Directions :: Return the records in full, exactly as given.

———

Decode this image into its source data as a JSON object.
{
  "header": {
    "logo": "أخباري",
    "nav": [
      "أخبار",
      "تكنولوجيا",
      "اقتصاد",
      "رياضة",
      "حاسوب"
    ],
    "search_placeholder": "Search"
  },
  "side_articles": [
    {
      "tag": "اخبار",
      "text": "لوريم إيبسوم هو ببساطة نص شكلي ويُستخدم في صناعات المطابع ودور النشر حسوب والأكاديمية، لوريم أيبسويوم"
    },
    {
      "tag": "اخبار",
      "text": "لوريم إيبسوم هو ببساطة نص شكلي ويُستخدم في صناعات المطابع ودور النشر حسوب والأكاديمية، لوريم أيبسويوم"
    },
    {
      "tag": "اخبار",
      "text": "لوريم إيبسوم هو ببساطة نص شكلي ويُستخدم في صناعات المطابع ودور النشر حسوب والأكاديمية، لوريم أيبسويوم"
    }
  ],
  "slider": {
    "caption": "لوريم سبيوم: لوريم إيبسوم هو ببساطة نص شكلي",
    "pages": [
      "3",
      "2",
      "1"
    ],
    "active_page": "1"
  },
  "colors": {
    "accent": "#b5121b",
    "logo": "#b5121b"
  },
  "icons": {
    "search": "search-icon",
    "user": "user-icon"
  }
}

———

Exercise output ::
Decode this image into its source data as a JSON object.
{
  "header": {
    "logo": "أخباري",
    "nav": [
      "أخبار",
      "تكنولوجيا",
      "اقتصاد",
      "رياضة",
      "حاسوب"
    ],
    "search_placeholder": "Search"
  },
  "side_articles": [
    {
      "tag": "اخبار",
      "text": "لوريم إيبسوم هو ببساطة نص شكلي ويُستخدم في صناعات المطابع ودور النشر حسوب والأكاديمية، لوريم أيبسويوم"
    },
    {
      "tag": "اخبار",
      "text": "لوريم إيبسوم هو ببساطة نص شكلي ويُستخدم في صناعات المطابع ودور النشر حسوب والأكاديمية، لوريم أيبسويوم"
    },
    {
      "tag": "اخبار",
      "text": "لوريم إيبسوم هو ببساطة نص شكلي ويُستخدم في صناعات المطابع ودور النشر حسوب والأكاديمية، لوريم أيبسويوم"
    }
  ],
  "slider": {
    "caption": "لوريم سبيوم: لوريم إيبسوم هو ببساطة نص شكلي",
    "pages": [
      "3",
      "2",
      "1"
    ],
    "active_page": "1"
  },
  "colors": {
    "accent": "#b5121b",
    "logo": "#b5121b"
  },
  "icons": {
    "search": "search-icon",
    "user": "user-icon"
  }
}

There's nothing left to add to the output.